---------- Exercise materials ----------

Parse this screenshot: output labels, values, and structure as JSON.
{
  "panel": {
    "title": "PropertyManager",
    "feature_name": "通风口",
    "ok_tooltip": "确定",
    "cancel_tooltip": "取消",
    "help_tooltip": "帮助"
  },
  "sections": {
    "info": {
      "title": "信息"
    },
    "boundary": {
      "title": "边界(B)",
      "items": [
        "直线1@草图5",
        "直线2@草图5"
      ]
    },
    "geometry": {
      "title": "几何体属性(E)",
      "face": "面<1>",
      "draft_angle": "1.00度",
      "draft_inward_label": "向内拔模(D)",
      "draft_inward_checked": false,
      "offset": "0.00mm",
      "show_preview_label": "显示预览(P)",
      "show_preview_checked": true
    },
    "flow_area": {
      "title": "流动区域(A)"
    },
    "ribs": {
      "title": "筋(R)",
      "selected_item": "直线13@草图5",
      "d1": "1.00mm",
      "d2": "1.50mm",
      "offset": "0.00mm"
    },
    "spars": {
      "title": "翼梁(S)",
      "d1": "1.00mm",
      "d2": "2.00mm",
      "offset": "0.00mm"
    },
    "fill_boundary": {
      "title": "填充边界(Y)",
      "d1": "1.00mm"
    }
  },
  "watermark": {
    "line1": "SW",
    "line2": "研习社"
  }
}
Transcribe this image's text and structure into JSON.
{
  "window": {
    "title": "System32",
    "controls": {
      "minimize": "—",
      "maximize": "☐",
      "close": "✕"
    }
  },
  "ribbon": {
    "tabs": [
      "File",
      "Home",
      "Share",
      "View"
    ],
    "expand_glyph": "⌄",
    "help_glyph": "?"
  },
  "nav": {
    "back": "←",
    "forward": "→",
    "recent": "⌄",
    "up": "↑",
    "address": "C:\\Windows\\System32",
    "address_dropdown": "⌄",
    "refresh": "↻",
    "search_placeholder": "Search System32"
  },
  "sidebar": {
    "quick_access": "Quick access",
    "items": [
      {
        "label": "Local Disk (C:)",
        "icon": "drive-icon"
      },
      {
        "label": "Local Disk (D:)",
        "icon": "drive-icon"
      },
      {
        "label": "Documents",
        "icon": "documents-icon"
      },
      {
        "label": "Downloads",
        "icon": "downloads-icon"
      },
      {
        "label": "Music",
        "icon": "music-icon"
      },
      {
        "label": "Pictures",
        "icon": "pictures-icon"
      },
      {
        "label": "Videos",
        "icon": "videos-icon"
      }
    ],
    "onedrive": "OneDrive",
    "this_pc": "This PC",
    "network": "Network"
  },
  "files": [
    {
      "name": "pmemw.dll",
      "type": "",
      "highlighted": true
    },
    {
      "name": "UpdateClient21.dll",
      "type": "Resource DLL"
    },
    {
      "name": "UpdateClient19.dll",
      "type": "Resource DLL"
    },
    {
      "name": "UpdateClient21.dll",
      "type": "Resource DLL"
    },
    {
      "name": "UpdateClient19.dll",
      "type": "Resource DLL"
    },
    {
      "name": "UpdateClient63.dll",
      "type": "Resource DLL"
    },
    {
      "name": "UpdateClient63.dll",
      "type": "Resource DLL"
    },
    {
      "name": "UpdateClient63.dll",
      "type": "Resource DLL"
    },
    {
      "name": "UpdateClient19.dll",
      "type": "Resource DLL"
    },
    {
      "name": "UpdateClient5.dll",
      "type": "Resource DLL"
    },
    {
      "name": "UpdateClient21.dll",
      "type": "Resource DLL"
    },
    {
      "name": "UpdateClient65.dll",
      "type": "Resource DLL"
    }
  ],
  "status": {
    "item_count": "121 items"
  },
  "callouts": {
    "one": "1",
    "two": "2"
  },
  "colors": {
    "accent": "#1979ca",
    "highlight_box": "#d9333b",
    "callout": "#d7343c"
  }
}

----------

Exactly reproduce the material above.

Parse this screenshot: output labels, values, and structure as JSON.
{
  "panel": {
    "title": "PropertyManager",
    "feature_name": "通风口",
    "ok_tooltip": "确定",
    "cancel_tooltip": "取消",
    "help_tooltip": "帮助"
  },
  "sections": {
    "info": {
      "title": "信息"
    },
    "boundary": {
      "title": "边界(B)",
      "items": [
        "直线1@草图5",
        "直线2@草图5"
      ]
    },
    "geometry": {
      "title": "几何体属性(E)",
      "face": "面<1>",
      "draft_angle": "1.00度",
      "draft_inward_label": "向内拔模(D)",
      "draft_inward_checked": false,
      "offset": "0.00mm",
      "show_preview_label": "显示预览(P)",
      "show_preview_checked": true
    },
    "flow_area": {
      "title": "流动区域(A)"
    },
    "ribs": {
      "title": "筋(R)",
      "selected_item": "直线13@草图5",
      "d1": "1.00mm",
      "d2": "1.50mm",
      "offset": "0.00mm"
    },
    "spars": {
      "title": "翼梁(S)",
      "d1": "1.00mm",
      "d2": "2.00mm",
      "offset": "0.00mm"
    },
    "fill_boundary": {
      "title": "填充边界(Y)",
      "d1": "1.00mm"
    }
  },
  "watermark": {
    "line1": "SW",
    "line2": "研习社"
  }
}
Transcribe this image's text and structure into JSON.
{
  "window": {
    "title": "System32",
    "controls": {
      "minimize": "—",
      "maximize": "☐",
      "close": "✕"
    }
  },
  "ribbon": {
    "tabs": [
      "File",
      "Home",
      "Share",
      "View"
    ],
    "expand_glyph": "⌄",
    "help_glyph": "?"
  },
  "nav": {
    "back": "←",
    "forward": "→",
    "recent": "⌄",
    "up": "↑",
    "address": "C:\\Windows\\System32",
    "address_dropdown": "⌄",
    "refresh": "↻",
    "search_placeholder": "Search System32"
  },
  "sidebar": {
    "quick_access": "Quick access",
    "items": [
      {
        "label": "Local Disk (C:)",
        "icon": "drive-icon"
      },
      {
        "label": "Local Disk (D:)",
        "icon": "drive-icon"
      },
      {
        "label": "Documents",
        "icon": "documents-icon"
      },
      {
        "label": "Downloads",
        "icon": "downloads-icon"
      },
      {
        "label": "Music",
        "icon": "music-icon"
      },
      {
        "label": "Pictures",
        "icon": "pictures-icon"
      },
      {
        "label": "Videos",
        "icon": "videos-icon"
      }
    ],
    "onedrive": "OneDrive",
    "this_pc": "This PC",
    "network": "Network"
  },
  "files": [
    {
      "name": "pmemw.dll",
      "type": "",
      "highlighted": true
    },
    {
      "name": "UpdateClient21.dll",
      "type": "Resource DLL"
    },
    {
      "name": "UpdateClient19.dll",
      "type": "Resource DLL"
    },
    {
      "name": "UpdateClient21.dll",
      "type": "Resource DLL"
    },
    {
      "name": "UpdateClient19.dll",
      "type": "Resource DLL"
    },
    {
      "name": "UpdateClient63.dll",
      "type": "Resource DLL"
    },
    {
      "name": "UpdateClient63.dll",
      "type": "Resource DLL"
    },
    {
      "name": "UpdateClient63.dll",
      "type": "Resource DLL"
    },
    {
      "name": "UpdateClient19.dll",
      "type": "Resource DLL"
    },
    {
      "name": "UpdateClient5.dll",
      "type": "Resource DLL"
    },
    {
      "name": "UpdateClient21.dll",
      "type": "Resource DLL"
    },
    {
      "name": "UpdateClient65.dll",
      "type": "Resource DLL"
    }
  ],
  "status": {
    "item_count": "121 items"
  },
  "callouts": {
    "one": "1",
    "two": "2"
  },
  "colors": {
    "accent": "#1979ca",
    "highlight_box": "#d9333b",
    "callout": "#d7343c"
  }
}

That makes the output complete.